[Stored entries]
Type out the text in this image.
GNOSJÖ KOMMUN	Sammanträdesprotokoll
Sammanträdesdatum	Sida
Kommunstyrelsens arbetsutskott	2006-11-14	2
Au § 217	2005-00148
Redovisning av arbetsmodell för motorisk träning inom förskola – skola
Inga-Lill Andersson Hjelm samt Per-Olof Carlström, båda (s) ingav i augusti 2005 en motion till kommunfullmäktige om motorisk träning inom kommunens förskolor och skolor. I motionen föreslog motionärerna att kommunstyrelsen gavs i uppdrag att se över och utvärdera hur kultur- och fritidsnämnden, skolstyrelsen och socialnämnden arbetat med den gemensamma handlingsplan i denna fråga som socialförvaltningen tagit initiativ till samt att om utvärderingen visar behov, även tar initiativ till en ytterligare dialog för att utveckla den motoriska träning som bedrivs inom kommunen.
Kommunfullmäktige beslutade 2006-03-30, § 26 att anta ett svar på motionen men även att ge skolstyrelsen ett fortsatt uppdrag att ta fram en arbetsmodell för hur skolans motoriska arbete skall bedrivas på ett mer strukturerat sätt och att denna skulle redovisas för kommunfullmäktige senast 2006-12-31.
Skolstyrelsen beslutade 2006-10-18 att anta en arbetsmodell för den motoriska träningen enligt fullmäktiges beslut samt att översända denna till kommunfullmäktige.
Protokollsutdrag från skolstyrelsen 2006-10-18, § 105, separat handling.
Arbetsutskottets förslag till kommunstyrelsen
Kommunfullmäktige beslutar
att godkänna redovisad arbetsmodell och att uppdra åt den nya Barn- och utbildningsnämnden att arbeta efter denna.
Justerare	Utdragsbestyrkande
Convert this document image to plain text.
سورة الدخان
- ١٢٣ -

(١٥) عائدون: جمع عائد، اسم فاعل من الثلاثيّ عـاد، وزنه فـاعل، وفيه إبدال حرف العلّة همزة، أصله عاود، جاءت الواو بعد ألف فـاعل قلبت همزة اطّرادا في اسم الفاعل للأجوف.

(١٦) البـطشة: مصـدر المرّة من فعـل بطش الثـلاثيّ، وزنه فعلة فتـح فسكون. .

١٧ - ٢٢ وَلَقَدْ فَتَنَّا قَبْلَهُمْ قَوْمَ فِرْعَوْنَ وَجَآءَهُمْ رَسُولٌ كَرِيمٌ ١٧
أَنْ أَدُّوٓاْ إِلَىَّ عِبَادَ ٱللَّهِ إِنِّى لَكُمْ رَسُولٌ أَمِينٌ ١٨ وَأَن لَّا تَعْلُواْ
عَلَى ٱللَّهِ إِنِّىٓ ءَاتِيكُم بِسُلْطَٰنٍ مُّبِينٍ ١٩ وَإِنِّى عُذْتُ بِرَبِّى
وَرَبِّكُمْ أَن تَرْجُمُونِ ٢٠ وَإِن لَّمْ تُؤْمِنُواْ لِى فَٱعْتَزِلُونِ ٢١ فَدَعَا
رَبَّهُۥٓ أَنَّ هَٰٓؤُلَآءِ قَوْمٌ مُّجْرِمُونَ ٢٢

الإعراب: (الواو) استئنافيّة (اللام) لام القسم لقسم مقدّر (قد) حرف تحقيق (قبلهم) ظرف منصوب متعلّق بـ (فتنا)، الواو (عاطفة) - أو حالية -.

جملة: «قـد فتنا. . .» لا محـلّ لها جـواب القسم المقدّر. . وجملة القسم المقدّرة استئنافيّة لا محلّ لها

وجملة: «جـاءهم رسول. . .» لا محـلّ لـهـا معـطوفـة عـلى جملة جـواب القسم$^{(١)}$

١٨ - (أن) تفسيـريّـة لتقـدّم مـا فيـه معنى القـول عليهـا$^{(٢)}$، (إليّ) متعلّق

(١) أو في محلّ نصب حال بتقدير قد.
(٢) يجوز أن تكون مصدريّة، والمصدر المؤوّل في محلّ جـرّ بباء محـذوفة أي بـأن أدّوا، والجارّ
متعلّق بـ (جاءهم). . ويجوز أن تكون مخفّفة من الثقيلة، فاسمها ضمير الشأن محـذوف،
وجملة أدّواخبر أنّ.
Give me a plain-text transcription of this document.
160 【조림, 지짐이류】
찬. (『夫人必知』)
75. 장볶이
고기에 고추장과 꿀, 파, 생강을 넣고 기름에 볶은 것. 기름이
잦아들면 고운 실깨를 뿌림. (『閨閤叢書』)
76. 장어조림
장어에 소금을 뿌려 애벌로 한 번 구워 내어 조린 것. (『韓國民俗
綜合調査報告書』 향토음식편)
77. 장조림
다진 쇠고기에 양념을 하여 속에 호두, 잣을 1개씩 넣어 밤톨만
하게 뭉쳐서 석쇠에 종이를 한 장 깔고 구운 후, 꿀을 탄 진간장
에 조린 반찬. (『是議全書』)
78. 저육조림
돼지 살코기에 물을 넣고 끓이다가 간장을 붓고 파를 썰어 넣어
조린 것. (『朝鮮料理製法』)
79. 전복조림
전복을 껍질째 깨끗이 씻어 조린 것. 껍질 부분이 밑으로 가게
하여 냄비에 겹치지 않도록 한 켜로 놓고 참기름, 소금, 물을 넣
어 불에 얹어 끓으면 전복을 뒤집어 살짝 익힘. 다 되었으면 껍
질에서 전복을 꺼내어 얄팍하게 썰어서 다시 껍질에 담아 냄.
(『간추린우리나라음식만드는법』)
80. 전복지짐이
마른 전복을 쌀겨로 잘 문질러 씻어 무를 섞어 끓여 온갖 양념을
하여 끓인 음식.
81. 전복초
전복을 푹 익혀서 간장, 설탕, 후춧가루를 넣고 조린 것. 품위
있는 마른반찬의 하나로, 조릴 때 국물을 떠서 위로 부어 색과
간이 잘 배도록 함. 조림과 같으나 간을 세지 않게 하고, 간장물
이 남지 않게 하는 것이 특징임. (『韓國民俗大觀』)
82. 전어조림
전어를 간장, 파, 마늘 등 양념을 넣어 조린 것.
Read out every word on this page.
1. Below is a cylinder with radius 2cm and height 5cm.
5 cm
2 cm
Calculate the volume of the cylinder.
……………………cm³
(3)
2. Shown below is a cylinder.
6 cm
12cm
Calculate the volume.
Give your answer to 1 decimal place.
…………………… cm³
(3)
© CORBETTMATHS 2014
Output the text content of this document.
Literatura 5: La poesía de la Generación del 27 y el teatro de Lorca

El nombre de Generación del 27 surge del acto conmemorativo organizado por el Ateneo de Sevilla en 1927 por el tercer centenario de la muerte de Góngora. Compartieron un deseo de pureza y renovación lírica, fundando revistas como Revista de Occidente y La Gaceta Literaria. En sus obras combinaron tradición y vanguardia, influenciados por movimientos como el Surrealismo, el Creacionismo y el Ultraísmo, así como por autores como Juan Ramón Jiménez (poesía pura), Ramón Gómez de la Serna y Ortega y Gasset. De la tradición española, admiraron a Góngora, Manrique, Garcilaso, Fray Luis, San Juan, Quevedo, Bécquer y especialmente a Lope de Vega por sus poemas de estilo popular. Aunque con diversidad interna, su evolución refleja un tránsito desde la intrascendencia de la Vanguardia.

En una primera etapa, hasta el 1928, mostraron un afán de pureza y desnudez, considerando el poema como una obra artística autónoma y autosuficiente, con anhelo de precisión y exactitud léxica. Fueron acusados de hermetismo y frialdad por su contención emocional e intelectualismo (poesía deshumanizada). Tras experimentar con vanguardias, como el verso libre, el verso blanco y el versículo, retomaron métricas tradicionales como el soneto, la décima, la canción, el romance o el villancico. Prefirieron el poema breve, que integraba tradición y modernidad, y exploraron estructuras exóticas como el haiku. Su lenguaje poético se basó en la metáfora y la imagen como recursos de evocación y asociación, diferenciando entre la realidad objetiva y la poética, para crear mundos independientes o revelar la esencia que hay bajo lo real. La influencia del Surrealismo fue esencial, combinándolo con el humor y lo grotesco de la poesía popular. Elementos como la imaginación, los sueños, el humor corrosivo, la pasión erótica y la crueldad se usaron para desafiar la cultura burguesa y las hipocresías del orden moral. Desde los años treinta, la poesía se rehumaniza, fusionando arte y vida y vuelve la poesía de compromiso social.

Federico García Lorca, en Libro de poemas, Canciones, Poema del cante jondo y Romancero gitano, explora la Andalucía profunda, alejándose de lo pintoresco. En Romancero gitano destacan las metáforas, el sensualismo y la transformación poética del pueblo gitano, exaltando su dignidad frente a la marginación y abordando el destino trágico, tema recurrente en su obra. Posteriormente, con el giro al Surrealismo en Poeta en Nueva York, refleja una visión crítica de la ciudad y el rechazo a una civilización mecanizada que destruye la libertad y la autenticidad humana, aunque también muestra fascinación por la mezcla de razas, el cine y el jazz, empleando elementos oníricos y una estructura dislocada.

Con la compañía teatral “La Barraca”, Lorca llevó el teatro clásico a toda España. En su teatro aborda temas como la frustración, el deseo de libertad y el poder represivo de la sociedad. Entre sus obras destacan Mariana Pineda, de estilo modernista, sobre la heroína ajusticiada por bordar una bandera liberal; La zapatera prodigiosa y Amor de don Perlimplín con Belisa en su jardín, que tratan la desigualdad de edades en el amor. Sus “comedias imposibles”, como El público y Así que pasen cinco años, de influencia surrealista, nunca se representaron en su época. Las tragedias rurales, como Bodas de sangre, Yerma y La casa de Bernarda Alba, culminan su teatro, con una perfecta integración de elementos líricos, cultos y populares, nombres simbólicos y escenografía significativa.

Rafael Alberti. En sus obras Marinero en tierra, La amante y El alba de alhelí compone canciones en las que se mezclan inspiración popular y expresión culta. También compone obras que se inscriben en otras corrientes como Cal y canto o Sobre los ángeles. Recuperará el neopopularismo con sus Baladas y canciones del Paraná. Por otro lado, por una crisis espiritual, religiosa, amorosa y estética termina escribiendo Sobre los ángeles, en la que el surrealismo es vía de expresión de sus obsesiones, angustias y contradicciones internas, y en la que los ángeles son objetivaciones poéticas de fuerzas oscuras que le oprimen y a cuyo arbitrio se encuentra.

* Short problem
Write down every line of the data above that includes the string "فتنا".

* Output for this task
الإعراب: (الواو) استئنافيّة (اللام) لام القسم لقسم مقدّر (قد) حرف تحقيق (قبلهم) ظرف منصوب متعلّق بـ (فتنا)، الواو (عاطفة) - أو حالية -.
جملة: «قـد فتنا. . .» لا محـلّ لها جـواب القسم المقدّر. . وجملة القسم المقدّرة استئنافيّة لا محلّ لها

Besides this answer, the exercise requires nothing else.